**Task details:** Hunt for the word "annotation" across the entries below, copying each line that holds it.
----------
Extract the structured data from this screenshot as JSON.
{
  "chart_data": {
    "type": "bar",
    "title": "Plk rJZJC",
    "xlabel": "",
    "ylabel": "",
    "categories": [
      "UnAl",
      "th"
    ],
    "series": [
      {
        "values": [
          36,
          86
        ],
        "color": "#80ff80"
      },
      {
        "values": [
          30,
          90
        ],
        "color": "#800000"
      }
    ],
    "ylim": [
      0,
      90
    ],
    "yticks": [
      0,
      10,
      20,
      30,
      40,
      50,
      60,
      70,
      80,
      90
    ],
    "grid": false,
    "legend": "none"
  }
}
----------
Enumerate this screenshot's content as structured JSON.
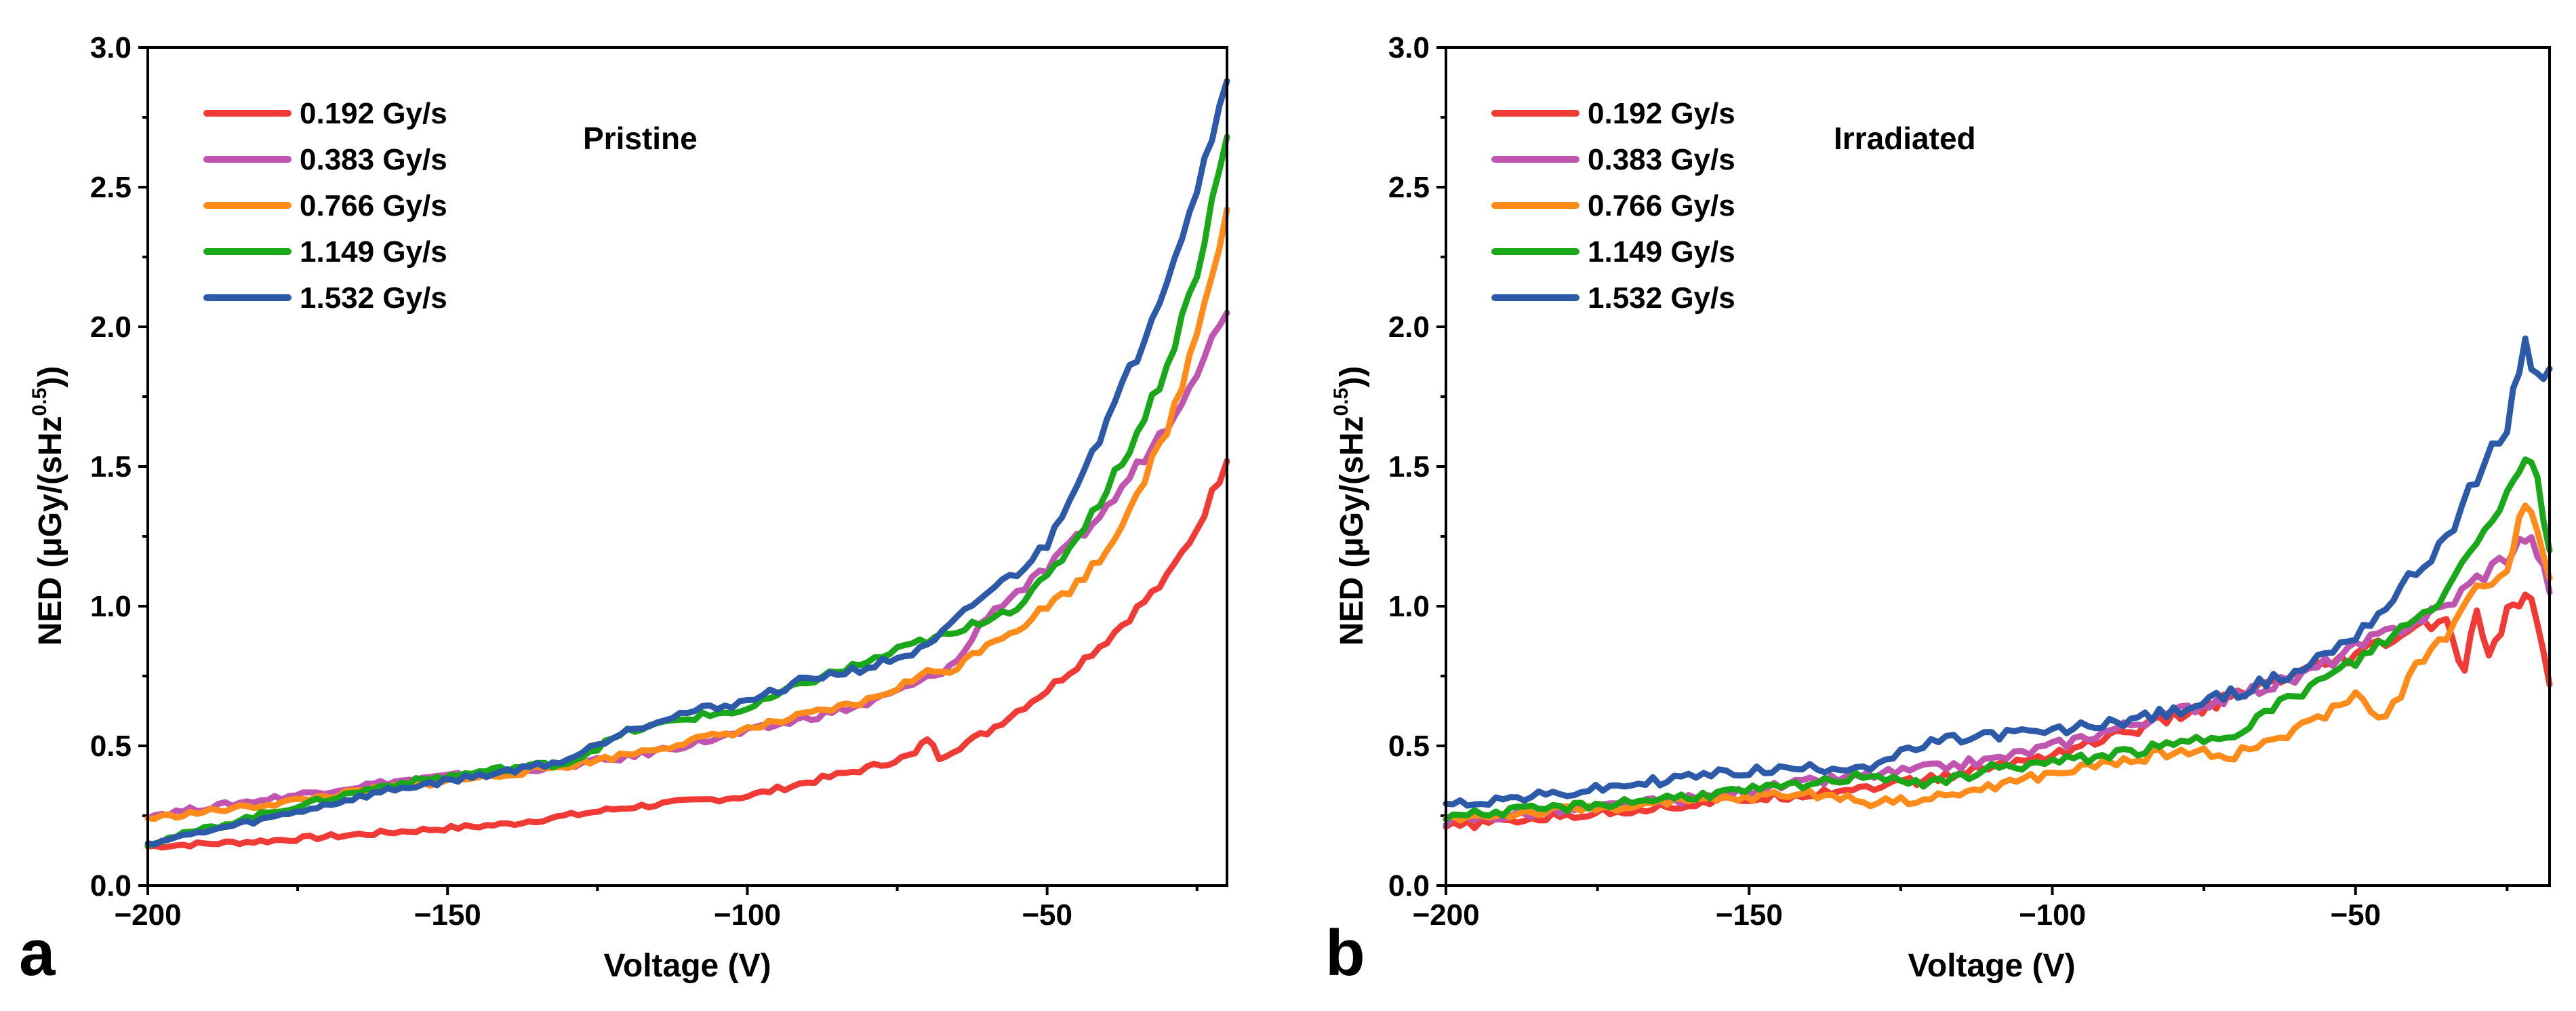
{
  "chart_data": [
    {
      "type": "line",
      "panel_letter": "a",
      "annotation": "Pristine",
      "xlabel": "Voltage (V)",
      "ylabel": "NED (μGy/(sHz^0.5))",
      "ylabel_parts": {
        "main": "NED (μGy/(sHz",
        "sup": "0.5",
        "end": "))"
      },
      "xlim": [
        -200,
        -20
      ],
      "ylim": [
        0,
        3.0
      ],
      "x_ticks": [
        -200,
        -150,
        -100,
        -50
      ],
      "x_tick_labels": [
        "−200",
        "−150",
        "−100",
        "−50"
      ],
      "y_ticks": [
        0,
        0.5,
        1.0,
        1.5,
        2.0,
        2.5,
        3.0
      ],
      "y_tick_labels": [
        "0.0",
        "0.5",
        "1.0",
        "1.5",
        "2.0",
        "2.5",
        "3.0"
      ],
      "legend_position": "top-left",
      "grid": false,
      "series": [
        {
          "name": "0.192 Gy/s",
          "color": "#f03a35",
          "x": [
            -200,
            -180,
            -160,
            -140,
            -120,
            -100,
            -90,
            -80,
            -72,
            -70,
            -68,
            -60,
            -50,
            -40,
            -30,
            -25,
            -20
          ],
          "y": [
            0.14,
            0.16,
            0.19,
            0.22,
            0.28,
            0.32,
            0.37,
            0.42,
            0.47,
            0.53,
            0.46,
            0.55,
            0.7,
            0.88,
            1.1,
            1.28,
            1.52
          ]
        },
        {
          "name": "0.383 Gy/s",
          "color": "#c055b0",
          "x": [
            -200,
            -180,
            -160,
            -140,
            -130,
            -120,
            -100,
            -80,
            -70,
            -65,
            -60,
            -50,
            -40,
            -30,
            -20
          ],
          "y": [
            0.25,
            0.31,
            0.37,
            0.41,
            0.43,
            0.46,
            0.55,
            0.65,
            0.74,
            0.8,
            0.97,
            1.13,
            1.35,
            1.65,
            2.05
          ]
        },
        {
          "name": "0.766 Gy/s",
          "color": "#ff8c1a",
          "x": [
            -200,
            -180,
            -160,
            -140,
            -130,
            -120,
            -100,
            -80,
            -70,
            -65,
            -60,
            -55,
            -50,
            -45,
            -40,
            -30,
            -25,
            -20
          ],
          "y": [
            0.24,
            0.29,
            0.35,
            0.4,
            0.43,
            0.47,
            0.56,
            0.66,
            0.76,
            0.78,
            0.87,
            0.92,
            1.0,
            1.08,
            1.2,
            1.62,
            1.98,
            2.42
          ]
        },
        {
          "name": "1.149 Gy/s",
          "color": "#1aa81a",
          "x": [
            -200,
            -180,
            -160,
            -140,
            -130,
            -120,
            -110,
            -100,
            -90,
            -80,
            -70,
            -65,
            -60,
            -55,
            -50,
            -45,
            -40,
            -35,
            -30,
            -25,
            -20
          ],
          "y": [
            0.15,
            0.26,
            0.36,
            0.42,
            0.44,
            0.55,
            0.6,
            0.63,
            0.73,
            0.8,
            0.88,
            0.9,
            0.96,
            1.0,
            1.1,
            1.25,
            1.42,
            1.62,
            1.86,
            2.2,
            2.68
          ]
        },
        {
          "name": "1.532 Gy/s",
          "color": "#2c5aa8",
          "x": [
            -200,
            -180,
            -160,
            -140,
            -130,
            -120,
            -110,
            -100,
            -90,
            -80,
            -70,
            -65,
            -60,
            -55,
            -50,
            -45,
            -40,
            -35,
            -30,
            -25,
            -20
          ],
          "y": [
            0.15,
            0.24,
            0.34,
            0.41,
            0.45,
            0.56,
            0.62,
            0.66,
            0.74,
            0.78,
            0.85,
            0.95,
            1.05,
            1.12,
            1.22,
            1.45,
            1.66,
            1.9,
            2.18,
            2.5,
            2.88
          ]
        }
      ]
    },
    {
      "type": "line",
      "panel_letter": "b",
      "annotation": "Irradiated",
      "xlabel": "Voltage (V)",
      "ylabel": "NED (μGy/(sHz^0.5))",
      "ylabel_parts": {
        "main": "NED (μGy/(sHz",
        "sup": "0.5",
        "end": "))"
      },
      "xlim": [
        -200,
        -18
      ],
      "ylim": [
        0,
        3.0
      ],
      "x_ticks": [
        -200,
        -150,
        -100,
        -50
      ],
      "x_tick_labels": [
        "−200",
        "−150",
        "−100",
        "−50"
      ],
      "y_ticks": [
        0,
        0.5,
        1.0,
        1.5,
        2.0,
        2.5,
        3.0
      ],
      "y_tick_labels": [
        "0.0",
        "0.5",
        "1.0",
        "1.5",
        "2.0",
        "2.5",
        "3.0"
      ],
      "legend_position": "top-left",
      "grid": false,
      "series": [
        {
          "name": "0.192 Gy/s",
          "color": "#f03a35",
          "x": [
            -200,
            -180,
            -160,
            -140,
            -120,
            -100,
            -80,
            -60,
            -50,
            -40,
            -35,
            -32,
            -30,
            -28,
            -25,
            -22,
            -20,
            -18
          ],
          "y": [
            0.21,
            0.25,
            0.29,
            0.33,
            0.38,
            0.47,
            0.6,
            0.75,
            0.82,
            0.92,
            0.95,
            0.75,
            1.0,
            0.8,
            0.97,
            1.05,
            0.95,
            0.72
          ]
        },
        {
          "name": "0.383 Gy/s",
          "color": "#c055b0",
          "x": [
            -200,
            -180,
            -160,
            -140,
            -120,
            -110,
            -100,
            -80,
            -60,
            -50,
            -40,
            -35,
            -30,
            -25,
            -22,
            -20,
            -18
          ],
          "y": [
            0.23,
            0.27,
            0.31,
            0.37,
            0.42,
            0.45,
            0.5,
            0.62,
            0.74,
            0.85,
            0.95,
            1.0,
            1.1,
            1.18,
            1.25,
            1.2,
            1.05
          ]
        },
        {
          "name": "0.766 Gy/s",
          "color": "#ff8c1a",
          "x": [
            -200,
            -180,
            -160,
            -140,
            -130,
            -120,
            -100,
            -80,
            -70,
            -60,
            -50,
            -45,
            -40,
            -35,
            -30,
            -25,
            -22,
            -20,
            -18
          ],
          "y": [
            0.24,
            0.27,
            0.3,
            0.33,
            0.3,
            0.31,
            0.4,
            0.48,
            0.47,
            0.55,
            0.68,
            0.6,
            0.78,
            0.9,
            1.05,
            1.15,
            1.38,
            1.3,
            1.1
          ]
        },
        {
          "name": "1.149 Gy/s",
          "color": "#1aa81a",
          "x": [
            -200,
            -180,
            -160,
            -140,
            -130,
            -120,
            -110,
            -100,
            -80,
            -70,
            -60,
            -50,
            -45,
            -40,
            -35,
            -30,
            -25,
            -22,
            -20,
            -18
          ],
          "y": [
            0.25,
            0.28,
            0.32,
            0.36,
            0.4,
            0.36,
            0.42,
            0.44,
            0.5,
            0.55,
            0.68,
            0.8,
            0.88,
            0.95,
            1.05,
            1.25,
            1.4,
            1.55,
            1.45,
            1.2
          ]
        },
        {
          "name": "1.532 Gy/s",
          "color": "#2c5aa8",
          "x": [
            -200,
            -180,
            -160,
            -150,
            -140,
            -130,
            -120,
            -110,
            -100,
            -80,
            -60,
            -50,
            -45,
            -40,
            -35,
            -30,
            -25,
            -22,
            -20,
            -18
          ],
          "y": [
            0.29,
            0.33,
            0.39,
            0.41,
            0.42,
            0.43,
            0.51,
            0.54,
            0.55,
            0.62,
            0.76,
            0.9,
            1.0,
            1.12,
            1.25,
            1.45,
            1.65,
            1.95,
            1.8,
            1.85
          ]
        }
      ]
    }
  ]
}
----------
**Full response:**
      "annotation": "Pristine",
      "annotation": "Irradiated",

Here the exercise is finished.